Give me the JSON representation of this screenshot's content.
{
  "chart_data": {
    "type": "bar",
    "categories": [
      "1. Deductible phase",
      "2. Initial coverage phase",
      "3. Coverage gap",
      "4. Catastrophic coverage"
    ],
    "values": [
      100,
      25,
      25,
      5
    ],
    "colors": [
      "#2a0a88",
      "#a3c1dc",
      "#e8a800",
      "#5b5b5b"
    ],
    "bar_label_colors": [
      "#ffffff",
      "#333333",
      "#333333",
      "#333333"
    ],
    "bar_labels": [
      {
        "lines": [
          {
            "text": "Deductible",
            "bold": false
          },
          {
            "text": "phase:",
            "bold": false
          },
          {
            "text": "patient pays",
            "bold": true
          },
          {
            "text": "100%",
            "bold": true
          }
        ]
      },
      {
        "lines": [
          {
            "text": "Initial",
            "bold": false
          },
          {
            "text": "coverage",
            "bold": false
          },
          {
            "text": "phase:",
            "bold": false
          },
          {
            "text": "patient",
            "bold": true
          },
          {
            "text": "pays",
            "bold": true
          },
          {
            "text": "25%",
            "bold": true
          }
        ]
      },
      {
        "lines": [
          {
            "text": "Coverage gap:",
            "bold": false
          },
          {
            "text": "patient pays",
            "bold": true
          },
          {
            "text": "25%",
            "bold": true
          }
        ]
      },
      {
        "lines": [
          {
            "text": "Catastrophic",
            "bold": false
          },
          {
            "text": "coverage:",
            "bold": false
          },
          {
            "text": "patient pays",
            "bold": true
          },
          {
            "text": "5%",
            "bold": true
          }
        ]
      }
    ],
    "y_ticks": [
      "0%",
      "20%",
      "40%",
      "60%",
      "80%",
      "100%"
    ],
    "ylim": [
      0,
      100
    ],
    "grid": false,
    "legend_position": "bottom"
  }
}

_ _ _ _ _ _ _

**Given request**
Check each line of the entries above for the word "Catastrophic". List the ones that have it.

**Final result**
      "4. Catastrophic coverage"
            "text": "Catastrophic",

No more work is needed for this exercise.